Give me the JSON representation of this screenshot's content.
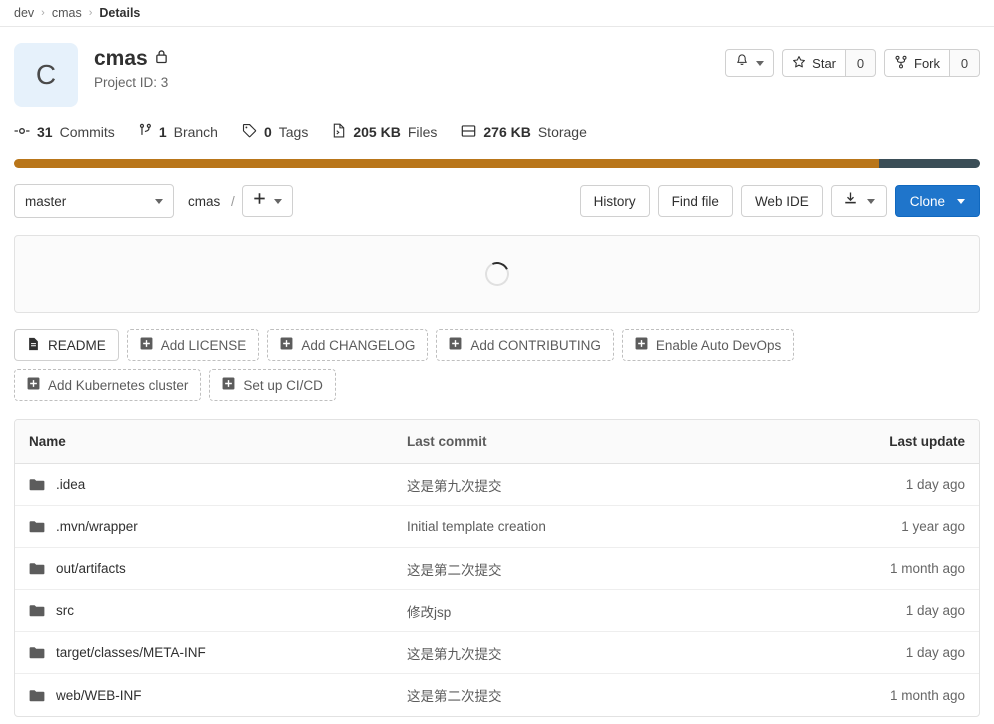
{
  "breadcrumb": {
    "items": [
      "dev",
      "cmas",
      "Details"
    ],
    "separator": "›"
  },
  "project": {
    "avatar_letter": "C",
    "avatar_bg": "#e6f1fb",
    "name": "cmas",
    "visibility_icon": "lock-icon",
    "project_id_label": "Project ID: 3"
  },
  "header_actions": {
    "notifications_icon": "bell-icon",
    "star_label": "Star",
    "star_count": "0",
    "fork_label": "Fork",
    "fork_count": "0"
  },
  "stats": [
    {
      "icon": "commit-icon",
      "value": "31",
      "label": "Commits"
    },
    {
      "icon": "branch-icon",
      "value": "1",
      "label": "Branch"
    },
    {
      "icon": "tag-icon",
      "value": "0",
      "label": "Tags"
    },
    {
      "icon": "file-icon",
      "value": "205 KB",
      "label": "Files"
    },
    {
      "icon": "storage-icon",
      "value": "276 KB",
      "label": "Storage"
    }
  ],
  "language_bar": [
    {
      "name": "primary",
      "color": "#b9761a",
      "percent": 89.5
    },
    {
      "name": "secondary",
      "color": "#3b4e57",
      "percent": 10.5
    }
  ],
  "ref_toolbar": {
    "branch": "master",
    "path_root": "cmas",
    "path_separator": "/",
    "add_icon": "plus-icon",
    "history_label": "History",
    "find_file_label": "Find file",
    "web_ide_label": "Web IDE",
    "download_icon": "download-icon",
    "clone_label": "Clone"
  },
  "readme_panel": {
    "state_icon": "loading-spinner"
  },
  "quick_actions": [
    {
      "label": "README",
      "icon": "document-icon",
      "style": "solid"
    },
    {
      "label": "Add LICENSE",
      "icon": "plus-box-icon",
      "style": "dashed"
    },
    {
      "label": "Add CHANGELOG",
      "icon": "plus-box-icon",
      "style": "dashed"
    },
    {
      "label": "Add CONTRIBUTING",
      "icon": "plus-box-icon",
      "style": "dashed"
    },
    {
      "label": "Enable Auto DevOps",
      "icon": "plus-box-icon",
      "style": "dashed"
    },
    {
      "label": "Add Kubernetes cluster",
      "icon": "plus-box-icon",
      "style": "dashed"
    },
    {
      "label": "Set up CI/CD",
      "icon": "plus-box-icon",
      "style": "dashed"
    }
  ],
  "file_table": {
    "columns": {
      "name": "Name",
      "last_commit": "Last commit",
      "last_update": "Last update"
    },
    "rows": [
      {
        "icon": "folder-icon",
        "name": ".idea",
        "commit": "这是第九次提交",
        "updated": "1 day ago"
      },
      {
        "icon": "folder-icon",
        "name": ".mvn/wrapper",
        "commit": "Initial template creation",
        "updated": "1 year ago"
      },
      {
        "icon": "folder-icon",
        "name": "out/artifacts",
        "commit": "这是第二次提交",
        "updated": "1 month ago"
      },
      {
        "icon": "folder-icon",
        "name": "src",
        "commit": "修改jsp",
        "updated": "1 day ago"
      },
      {
        "icon": "folder-icon",
        "name": "target/classes/META-INF",
        "commit": "这是第九次提交",
        "updated": "1 day ago"
      },
      {
        "icon": "folder-icon",
        "name": "web/WEB-INF",
        "commit": "这是第二次提交",
        "updated": "1 month ago"
      }
    ]
  }
}
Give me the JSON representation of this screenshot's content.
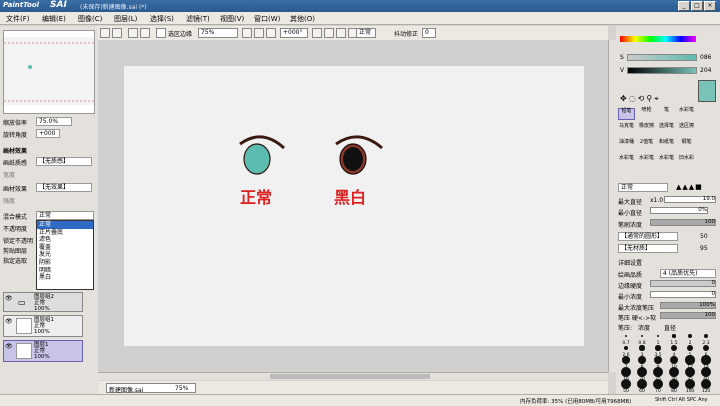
{
  "app": {
    "logo": "PaintTool",
    "name": "SAI",
    "document_title": "(未保存)新建图像.sai (*)",
    "window_buttons": [
      "_",
      "□",
      "×"
    ]
  },
  "menu": [
    "文件(F)",
    "编辑(E)",
    "图像(C)",
    "图层(L)",
    "选择(S)",
    "滤镜(T)",
    "视图(V)",
    "窗口(W)",
    "其他(O)"
  ],
  "toolbar": {
    "selection_edge_label": "选区边缘",
    "zoom": "75%",
    "angle": "+000°",
    "mode": "正常",
    "stabilizer_label": "抖动修正",
    "stabilizer_value": "0"
  },
  "navigator": {
    "zoom_label": "缩放倍率",
    "zoom_value": "75.0%",
    "rotate_label": "旋转角度",
    "rotate_value": "+000"
  },
  "paper_effects": {
    "section": "画材效果",
    "texture_label": "画纸质感",
    "texture_value": "【无质感】",
    "effect_label": "画材效果",
    "effect_value": "【无效果】",
    "width_label": "宽度",
    "strength_label": "强度"
  },
  "layer_props": {
    "blend_label": "混合模式",
    "blend_value": "正常",
    "opacity_label": "不透明度",
    "check1": "锁定不透明",
    "check2": "剪贴图层",
    "check3": "指定选取"
  },
  "blend_options": [
    "正常",
    "正片叠底",
    "滤色",
    "覆盖",
    "发光",
    "阴影",
    "明暗",
    "黑白"
  ],
  "layers": [
    {
      "name": "图层组2",
      "mode": "正常",
      "opacity": "100%"
    },
    {
      "name": "图层组1",
      "mode": "正常",
      "opacity": "100%"
    },
    {
      "name": "图层1",
      "mode": "正常",
      "opacity": "100%"
    }
  ],
  "canvas": {
    "label_left": "正常",
    "label_right": "黑白",
    "label_color": "#e02020",
    "iris_left_color": "#5dbcb0",
    "iris_right_color": "#8a3a2a"
  },
  "tab": {
    "name": "新建图像.sai",
    "zoom": "75%"
  },
  "status": {
    "memory": "内存负荷率: 35% (已用80MB/可用7968MB)",
    "keys": "Shift Ctrl Alt SPC Any"
  },
  "color": {
    "S_label": "S",
    "S_value": "086",
    "V_label": "V",
    "V_value": "204",
    "current": "#79c2b7"
  },
  "tools": [
    "铅笔",
    "喷枪",
    "笔",
    "水彩笔",
    "马克笔",
    "橡皮擦",
    "选择笔",
    "选区擦",
    "油漆桶",
    "2值笔",
    "和纸笔",
    "钢笔",
    "水彩笔",
    "水彩笔",
    "水彩笔",
    "旧水彩"
  ],
  "brush": {
    "mode": "正常",
    "max_size_label": "最大直径",
    "max_size_mult": "x1.0",
    "max_size": "19.0",
    "min_size_label": "最小直径",
    "min_size": "0%",
    "density_label": "笔刷浓度",
    "density": "100",
    "shape": "【通常的圆形】",
    "shape_value": "50",
    "texture": "【无材质】",
    "texture_value": "95",
    "detail_label": "详细设置",
    "quality_label": "绘画品质",
    "quality_value": "4 (品质优先)",
    "edge_label": "边缘硬度",
    "edge_value": "0",
    "min_density_label": "最小浓度",
    "min_density_value": "0",
    "max_pressure_label": "最大浓度笔压",
    "max_pressure_value": "100%",
    "pressure_label": "笔压 硬<->软",
    "pressure_value": "100",
    "pressure2_label": "笔压:",
    "pressure_density": "浓度",
    "pressure_size": "直径"
  },
  "brush_sizes": [
    "0.7",
    "0.8",
    "1",
    "1.5",
    "2",
    "2.3",
    "2.6",
    "3",
    "3.5",
    "4",
    "5",
    "6",
    "7",
    "8",
    "9",
    "10",
    "12",
    "14",
    "16",
    "20",
    "25",
    "30",
    "35",
    "40",
    "50",
    "60",
    "70",
    "80",
    "100",
    "120"
  ]
}
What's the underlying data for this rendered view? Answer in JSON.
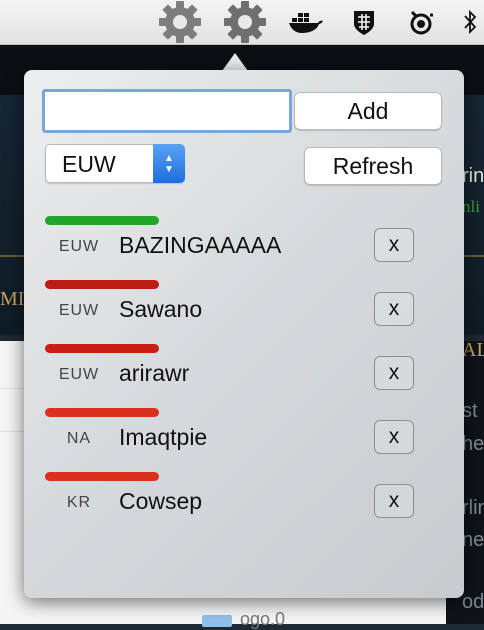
{
  "menubar": {
    "icons": [
      "gear-icon",
      "gear-icon",
      "docker-icon",
      "shield-icon",
      "steelseries-icon",
      "bluetooth-icon"
    ]
  },
  "background": {
    "ghost_texts": [
      "MI",
      "AL",
      "rin",
      "nli",
      "st",
      "he",
      "rlin",
      "ne",
      "od"
    ],
    "folder_label": "ogo.0"
  },
  "form": {
    "summoner_input": {
      "value": "",
      "placeholder": ""
    },
    "add_label": "Add",
    "refresh_label": "Refresh",
    "region_selected": "EUW",
    "region_options": [
      "EUW"
    ]
  },
  "colors": {
    "online": "#22a52a",
    "offline": "#bd1c14",
    "offline_light": "#d9301f",
    "focus_ring": "#7aa6e0",
    "accent": "#1d6fe0"
  },
  "summoners": [
    {
      "region": "EUW",
      "name": "BAZINGAAAAA",
      "status_color": "#22a52a",
      "remove_label": "x"
    },
    {
      "region": "EUW",
      "name": "Sawano",
      "status_color": "#bd1c14",
      "remove_label": "x"
    },
    {
      "region": "EUW",
      "name": "arirawr",
      "status_color": "#c81e14",
      "remove_label": "x"
    },
    {
      "region": "NA",
      "name": "Imaqtpie",
      "status_color": "#d9301f",
      "remove_label": "x"
    },
    {
      "region": "KR",
      "name": "Cowsep",
      "status_color": "#d9301f",
      "remove_label": "x"
    }
  ]
}
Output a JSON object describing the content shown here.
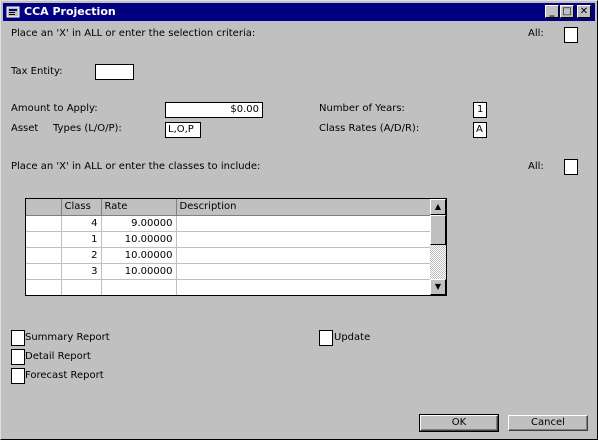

━━━━

WHAT IS EXPECTED:
From the line containing "What's the underlying" through the last line of the material above, write out each line exactly, leaving aside all pictures.

SOLUTION TO THE PROBLEM:
What's the underlying data for this rendered view? Answer in JSON.
{
  "menubar": {
    "icons": [
      "gear-icon",
      "gear-icon",
      "docker-icon",
      "shield-icon",
      "steelseries-icon",
      "bluetooth-icon"
    ]
  },
  "background": {
    "ghost_texts": [
      "MI",
      "AL",
      "rin",
      "nli",
      "st",
      "he",
      "rlin",
      "ne",
      "od"
    ],
    "folder_label": "ogo.0"
  },
  "form": {
    "summoner_input": {
      "value": "",
      "placeholder": ""
    },
    "add_label": "Add",
    "refresh_label": "Refresh",
    "region_selected": "EUW",
    "region_options": [
      "EUW"
    ]
  },
  "colors": {
    "online": "#22a52a",
    "offline": "#bd1c14",
    "offline_light": "#d9301f",
    "focus_ring": "#7aa6e0",
    "accent": "#1d6fe0"
  },
  "summoners": [
    {
      "region": "EUW",
      "name": "BAZINGAAAAA",
      "status_color": "#22a52a",
      "remove_label": "x"
    },
    {
      "region": "EUW",
      "name": "Sawano",
      "status_color": "#bd1c14",
      "remove_label": "x"
    },
    {
      "region": "EUW",
      "name": "arirawr",
      "status_color": "#c81e14",
      "remove_label": "x"
    },
    {
      "region": "NA",
      "name": "Imaqtpie",
      "status_color": "#d9301f",
      "remove_label": "x"
    },
    {
      "region": "KR",
      "name": "Cowsep",
      "status_color": "#d9301f",
      "remove_label": "x"
    }
  ]
}
Output a JSON object describing the content shown here.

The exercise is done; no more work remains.